### Text provided
Maternal Newborn Health Exemplars Study Published

Seven positive outlier countries reduced maternal and newborn mortality during 2000-2020 through:

  • Increasing contact with maternity services;
  • Improving quality of those services;
  • Reducing fertility and increasing access to safe abortion; and
  • Strengthening government commitment, resources, financing, and progressive implementation and learning.

These findings from the maternal newborn health (MNH) exemplars study have been published in BMJ Global Health.  Separate papers analyze specific factors from Bangladesh, Ethiopia, Nepal, Niger and Morocco, as well as both national and subnational analysis from India. Senegal was also an MNH exemplar country, and results are available online.

The MNH studies were part of the Exemplars in Global Health project; in addition to the peer-reviewed journal articles, interactive web pages are available with results from Bangladesh, India, Senegal and Ethiopia  and will be available for the other three countries in the future.

Synthesis: Learning from success: the main drivers of the maternal and newborn health transition in seven positive-outlier countries and implications for future policies and programmes

“We found evidence that most countries made concerted efforts to address many of the issues highlighted in global strategy setting, and tried to ensure improvements in many of the health-system building blocks. A distinctive feature was that many of these countries exhibited learning health systems which enabled them to collect relevant data, reflect on them, and make adaptive improvements over time,” the study’s authors wrote.

o   The findings from this paper were presented at the International Maternal Newborn Health Conference in 2023.

Bangladesh: Effective multi-sectoral approach for rapid reduction in maternal and neonatal mortality: the exceptional case of Bangladesh

“Bangladesh’s multi-sectorial and persistent focus on maternal and newborn health, along with economic and infrastructural improvements allowed for rapid gains,” the study’s authors wrote.

### Excerpted data
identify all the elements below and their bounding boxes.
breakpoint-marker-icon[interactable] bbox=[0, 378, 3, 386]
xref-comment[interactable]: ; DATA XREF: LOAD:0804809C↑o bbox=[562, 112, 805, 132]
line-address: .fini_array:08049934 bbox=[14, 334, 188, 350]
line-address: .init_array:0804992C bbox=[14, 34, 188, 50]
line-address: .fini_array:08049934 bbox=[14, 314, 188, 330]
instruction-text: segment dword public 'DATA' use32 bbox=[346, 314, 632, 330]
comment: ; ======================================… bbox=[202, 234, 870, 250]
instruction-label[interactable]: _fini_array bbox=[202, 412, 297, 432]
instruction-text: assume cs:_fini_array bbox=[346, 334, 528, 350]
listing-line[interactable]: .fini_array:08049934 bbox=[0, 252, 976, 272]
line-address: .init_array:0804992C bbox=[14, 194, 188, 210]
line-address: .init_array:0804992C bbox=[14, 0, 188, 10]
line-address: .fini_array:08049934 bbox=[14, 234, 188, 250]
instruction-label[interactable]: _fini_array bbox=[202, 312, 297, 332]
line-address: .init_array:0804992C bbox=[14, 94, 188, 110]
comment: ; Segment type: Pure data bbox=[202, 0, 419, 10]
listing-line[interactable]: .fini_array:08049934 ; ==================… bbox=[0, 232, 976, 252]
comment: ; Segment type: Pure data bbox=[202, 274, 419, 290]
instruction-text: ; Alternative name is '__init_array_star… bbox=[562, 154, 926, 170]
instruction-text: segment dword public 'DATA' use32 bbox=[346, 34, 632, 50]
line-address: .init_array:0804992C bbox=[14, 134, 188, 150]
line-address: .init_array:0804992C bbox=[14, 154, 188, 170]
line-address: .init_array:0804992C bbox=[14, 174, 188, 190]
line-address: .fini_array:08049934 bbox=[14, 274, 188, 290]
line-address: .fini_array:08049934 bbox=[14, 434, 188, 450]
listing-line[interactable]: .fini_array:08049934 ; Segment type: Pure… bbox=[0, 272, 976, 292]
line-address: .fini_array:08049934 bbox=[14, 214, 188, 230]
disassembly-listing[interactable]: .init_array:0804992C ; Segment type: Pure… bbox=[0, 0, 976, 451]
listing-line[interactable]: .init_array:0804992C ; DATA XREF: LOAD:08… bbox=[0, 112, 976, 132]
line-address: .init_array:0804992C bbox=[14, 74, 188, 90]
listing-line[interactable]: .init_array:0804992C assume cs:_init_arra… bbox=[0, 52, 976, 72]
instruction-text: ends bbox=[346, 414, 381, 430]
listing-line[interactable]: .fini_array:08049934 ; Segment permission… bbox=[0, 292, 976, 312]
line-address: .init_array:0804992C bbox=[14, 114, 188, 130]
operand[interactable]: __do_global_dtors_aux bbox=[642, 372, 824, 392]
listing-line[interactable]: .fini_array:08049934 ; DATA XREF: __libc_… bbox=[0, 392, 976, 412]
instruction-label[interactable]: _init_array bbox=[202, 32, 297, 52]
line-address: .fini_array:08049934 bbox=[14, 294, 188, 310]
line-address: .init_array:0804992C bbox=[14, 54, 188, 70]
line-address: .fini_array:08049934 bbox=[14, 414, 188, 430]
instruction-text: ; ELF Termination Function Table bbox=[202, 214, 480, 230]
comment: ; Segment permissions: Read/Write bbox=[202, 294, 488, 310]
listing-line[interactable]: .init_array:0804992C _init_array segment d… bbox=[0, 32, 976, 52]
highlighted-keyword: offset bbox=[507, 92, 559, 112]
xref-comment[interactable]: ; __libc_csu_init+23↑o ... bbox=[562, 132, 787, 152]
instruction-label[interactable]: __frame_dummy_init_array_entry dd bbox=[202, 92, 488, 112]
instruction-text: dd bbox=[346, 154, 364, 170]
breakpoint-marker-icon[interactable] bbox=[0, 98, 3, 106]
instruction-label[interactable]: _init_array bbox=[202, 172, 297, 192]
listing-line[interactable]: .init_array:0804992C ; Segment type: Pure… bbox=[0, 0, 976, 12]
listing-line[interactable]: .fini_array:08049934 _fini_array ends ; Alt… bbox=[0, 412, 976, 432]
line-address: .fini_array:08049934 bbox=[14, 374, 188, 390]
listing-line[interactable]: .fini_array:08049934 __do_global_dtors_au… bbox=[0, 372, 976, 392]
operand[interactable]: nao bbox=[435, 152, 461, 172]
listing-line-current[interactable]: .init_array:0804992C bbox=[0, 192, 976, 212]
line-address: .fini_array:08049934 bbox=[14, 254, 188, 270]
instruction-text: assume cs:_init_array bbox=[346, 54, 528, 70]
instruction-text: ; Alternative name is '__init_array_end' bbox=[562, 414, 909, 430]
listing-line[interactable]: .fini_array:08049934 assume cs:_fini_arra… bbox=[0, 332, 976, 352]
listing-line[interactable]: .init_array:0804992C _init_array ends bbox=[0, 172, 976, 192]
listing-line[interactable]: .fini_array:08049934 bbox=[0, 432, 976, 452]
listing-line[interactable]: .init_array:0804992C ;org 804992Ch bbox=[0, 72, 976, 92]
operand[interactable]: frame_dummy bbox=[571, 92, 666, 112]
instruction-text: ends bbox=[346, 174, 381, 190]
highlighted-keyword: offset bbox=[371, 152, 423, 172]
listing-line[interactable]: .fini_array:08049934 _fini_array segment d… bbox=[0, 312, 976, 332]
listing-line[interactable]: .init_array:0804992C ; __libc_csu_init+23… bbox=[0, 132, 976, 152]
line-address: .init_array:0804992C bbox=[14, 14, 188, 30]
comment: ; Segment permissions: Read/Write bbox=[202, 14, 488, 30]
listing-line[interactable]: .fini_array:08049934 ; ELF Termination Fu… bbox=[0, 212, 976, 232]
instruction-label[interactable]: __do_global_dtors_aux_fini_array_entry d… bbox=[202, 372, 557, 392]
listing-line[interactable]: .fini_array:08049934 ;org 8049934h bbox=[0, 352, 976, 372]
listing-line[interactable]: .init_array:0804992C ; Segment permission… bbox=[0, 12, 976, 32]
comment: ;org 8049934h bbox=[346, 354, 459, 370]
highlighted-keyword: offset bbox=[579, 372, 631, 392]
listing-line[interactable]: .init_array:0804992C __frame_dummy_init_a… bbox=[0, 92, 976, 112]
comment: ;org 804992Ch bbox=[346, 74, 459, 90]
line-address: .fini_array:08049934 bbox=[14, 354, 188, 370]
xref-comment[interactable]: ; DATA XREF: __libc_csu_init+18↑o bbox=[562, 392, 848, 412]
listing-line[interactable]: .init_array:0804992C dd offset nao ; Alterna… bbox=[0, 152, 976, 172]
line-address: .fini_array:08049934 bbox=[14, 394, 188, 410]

### Questions on the material
A. Echo the maternal newborn health study announcement verbatim, from "Synthesis: Learning from" to "Conference in 2023.".
B. Proceed with the maternal newborn health study announcement, writing on from its final sentence.
The records were taken from a separate source and have no connection to the text.

### Answers to this exercise
A.
Synthesis: Learning from success: the main drivers of the maternal and newborn health transition in seven positive-outlier countries and implications for future policies and programmes

“We found evidence that most countries made concerted efforts to address many of the issues highlighted in global strategy setting, and tried to ensure improvements in many of the health-system building blocks. A distinctive feature was that many of these countries exhibited learning health systems which enabled them to collect relevant data, reflect on them, and make adaptive improvements over time,” the study’s authors wrote.

o   The findings from this paper were presented at the International Maternal Newborn Health Conference in 2023.

B.
Ethiopia: Learning from Ethiopia’s success in reducing maternal and neonatal mortality through a health systems lens

Ethiopia has achieved one of the fastest declines in mortality in sub-Saharan Africa, with major intervention coverage increases. “Ethiopia’s progress in coverage for MNH indicators was characterized by its major expansion in health infrastructure and health workforce, supported by multiple initiatives such as task shifting to increase surgical capacity, increasing availability of ambulances, maternity waiting homes and generating demand through community volunteers, accompanied by prorural development approaches” the study’s authors wrote.


National level: Making the health system work for over 25 million births annually: drivers of the notable decline in maternal and newborn mortality in India

India’s progress in reducing maternal and neonatal mortality since the 1990s was faster than the regional average. “Government programmes strengthened public sector services, thereby expanding the reach of these [maternal and newborn health] interventions. Simultaneously, socioeconomic and demographic shifts led to fewer high-risk births” the study’s authors wrote.

Subnational level: A tale of two exemplars: the maternal and newborn mortality transitions of two state clusters in India

This study examined progress in two state clusters: higher mortality states (HMS) with lower per capita income and lower mortality states (LMS) with higher per capita income. “India’s National (Rural) Health Mission’s financial and administrative flexibility allowed states to tailor health system reforms. HMS expanded public health resources and financial schemes, while LMS further improved care at hospitals and among the poorest.” the study’s authors wrote.

The mortality transition model used in this study is highly valuable in characterizing where states have come from and guiding further advancements in maternal and newborn survival.

Nepal: Increased utilisation and quality: a focus on inequality and a learning health system approach—explaining Nepal’s success in reducing maternal and newborn mortality 2000–2020

Nepal’s success in mortality reduction was due to adaptive, evidence-informed, and inclusive policy-making, effective implementation, and a focus on reducing inequalities. Evidence from Nepal can guide countries with similar policies to effectively implement and scale-up successful programmes and achieve results.

Niger: Challenges in reducing maternal and neonatal mortality in Niger: an in-depth case study

Niger’s progress in reducing maternal and neonatal mortality during 2000–2012 has since stalled. The initial decline in mortality was driven by “a broad strategy of expansion of access to healthcare for women and children through the construction of primary integrated health centers and community health posts, the 2006 fee exemptions policy for mothers and children and access to basic emergency obstetric and newborn care, resulting in increased coverage of maternal and newborn health services.” The author’s suggest that further reductions require strategies targeting comprehensive care, referrals, quality of care, fertility reduction, social determinants and improved security nationwide.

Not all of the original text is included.